►
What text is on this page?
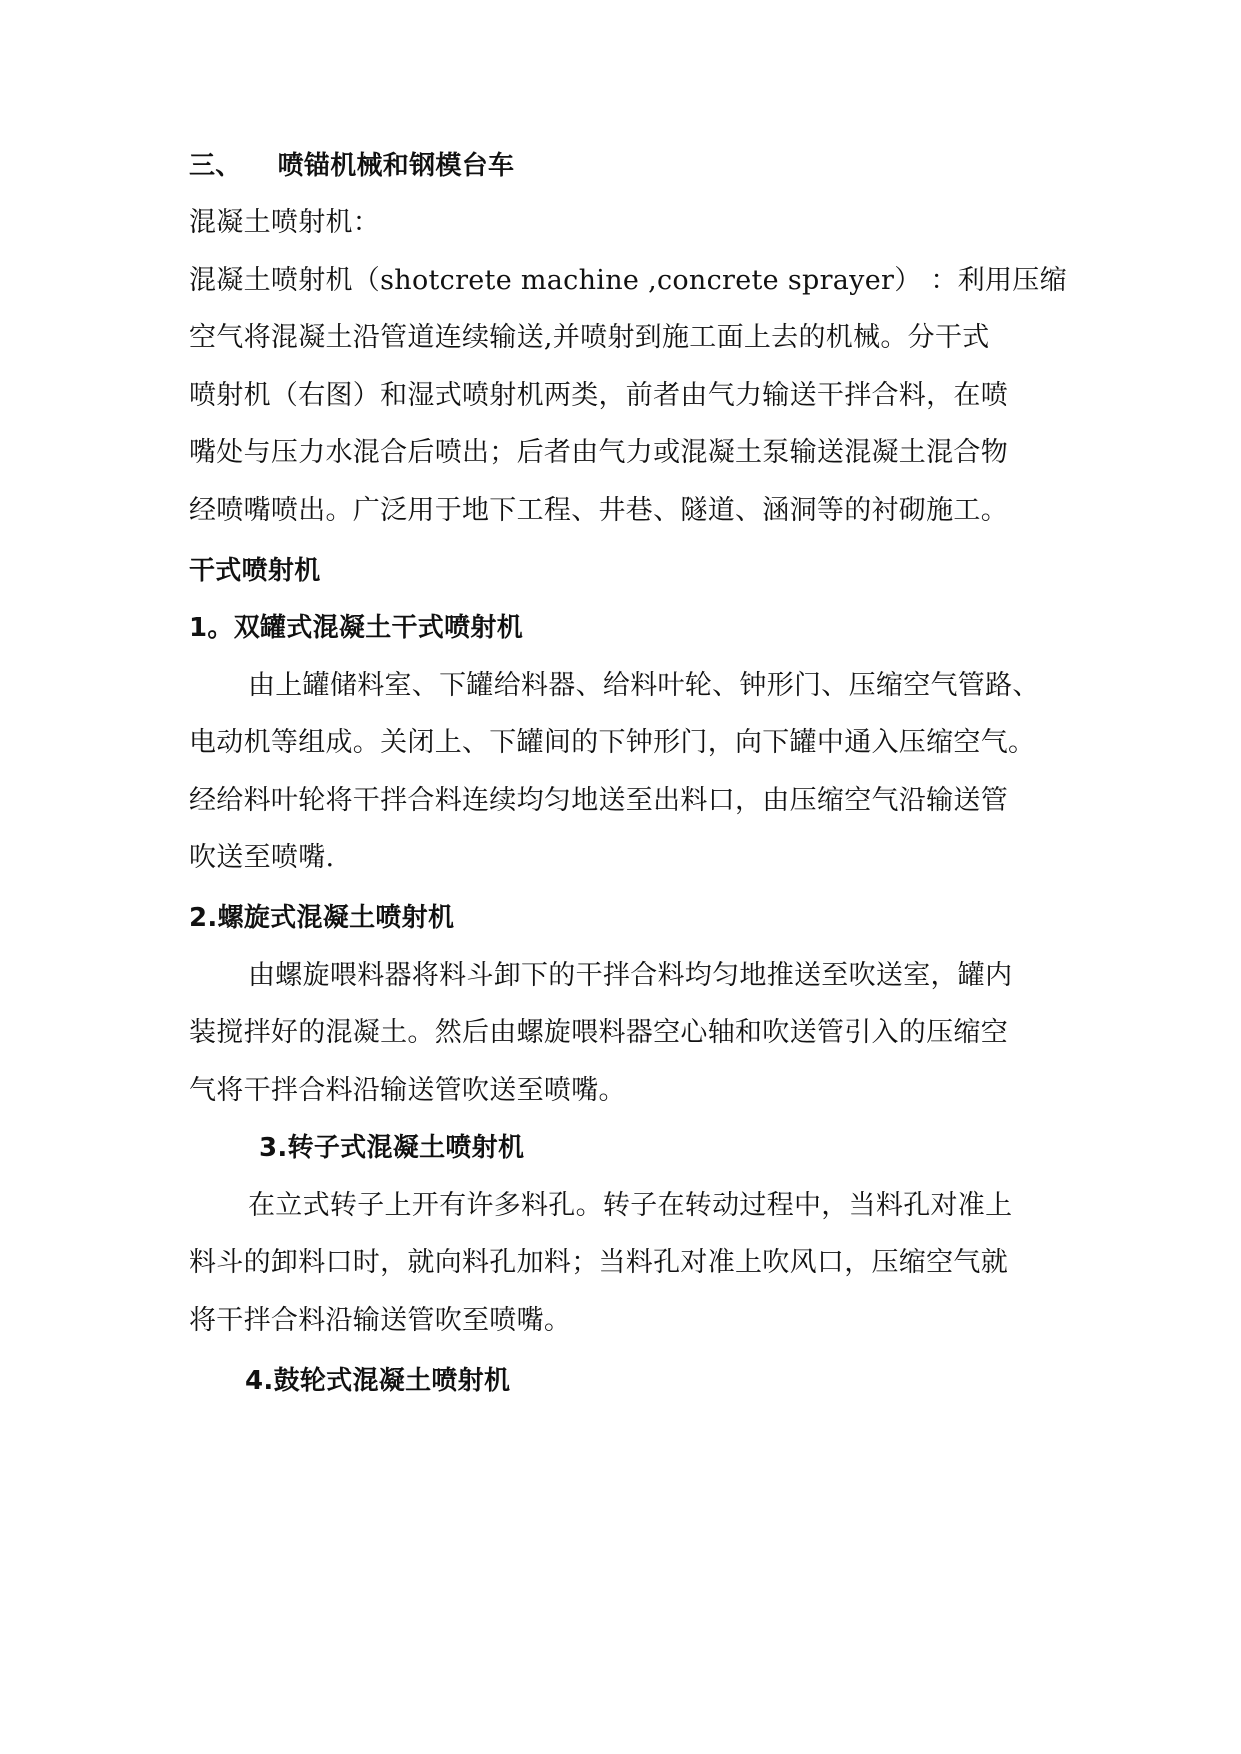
三、 喷锚机械和钢模台车
混凝土喷射机：
混凝土喷射机（shotcrete machine ,concrete sprayer） ：利用压缩
空气将混凝土沿管道连续输送,并喷射到施工面上去的机械。分干式
喷射机（右图）和湿式喷射机两类，前者由气力输送干拌合料，在喷
嘴处与压力水混合后喷出；后者由气力或混凝土泵输送混凝土混合物
经喷嘴喷出。广泛用于地下工程、井巷、隧道、涵洞等的衬砌施工。
干式喷射机
1。双罐式混凝土干式喷射机
由上罐储料室、下罐给料器、给料叶轮、钟形门、压缩空气管路、
电动机等组成。关闭上、下罐间的下钟形门，向下罐中通入压缩空气。
经给料叶轮将干拌合料连续均匀地送至出料口，由压缩空气沿输送管
吹送至喷嘴.
2.螺旋式混凝土喷射机
由螺旋喂料器将料斗卸下的干拌合料均匀地推送至吹送室，罐内
装搅拌好的混凝土。然后由螺旋喂料器空心轴和吹送管引入的压缩空
气将干拌合料沿输送管吹送至喷嘴。
3.转子式混凝土喷射机
在立式转子上开有许多料孔。转子在转动过程中，当料孔对准上
料斗的卸料口时，就向料孔加料；当料孔对准上吹风口，压缩空气就
将干拌合料沿输送管吹至喷嘴。
4.鼓轮式混凝土喷射机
◄
**STATED EXERCISE**:
Take the listing and print it again exactly, but without any pictures.

**EXPECTED ANSWER**:
What text is on this page?
三、 喷锚机械和钢模台车
混凝土喷射机：
混凝土喷射机（shotcrete machine ,concrete sprayer） ：利用压缩
空气将混凝土沿管道连续输送,并喷射到施工面上去的机械。分干式
喷射机（右图）和湿式喷射机两类，前者由气力输送干拌合料，在喷
嘴处与压力水混合后喷出；后者由气力或混凝土泵输送混凝土混合物
经喷嘴喷出。广泛用于地下工程、井巷、隧道、涵洞等的衬砌施工。
干式喷射机
1。双罐式混凝土干式喷射机
由上罐储料室、下罐给料器、给料叶轮、钟形门、压缩空气管路、
电动机等组成。关闭上、下罐间的下钟形门，向下罐中通入压缩空气。
经给料叶轮将干拌合料连续均匀地送至出料口，由压缩空气沿输送管
吹送至喷嘴.
2.螺旋式混凝土喷射机
由螺旋喂料器将料斗卸下的干拌合料均匀地推送至吹送室，罐内
装搅拌好的混凝土。然后由螺旋喂料器空心轴和吹送管引入的压缩空
气将干拌合料沿输送管吹送至喷嘴。
3.转子式混凝土喷射机
在立式转子上开有许多料孔。转子在转动过程中，当料孔对准上
料斗的卸料口时，就向料孔加料；当料孔对准上吹风口，压缩空气就
将干拌合料沿输送管吹至喷嘴。
4.鼓轮式混凝土喷射机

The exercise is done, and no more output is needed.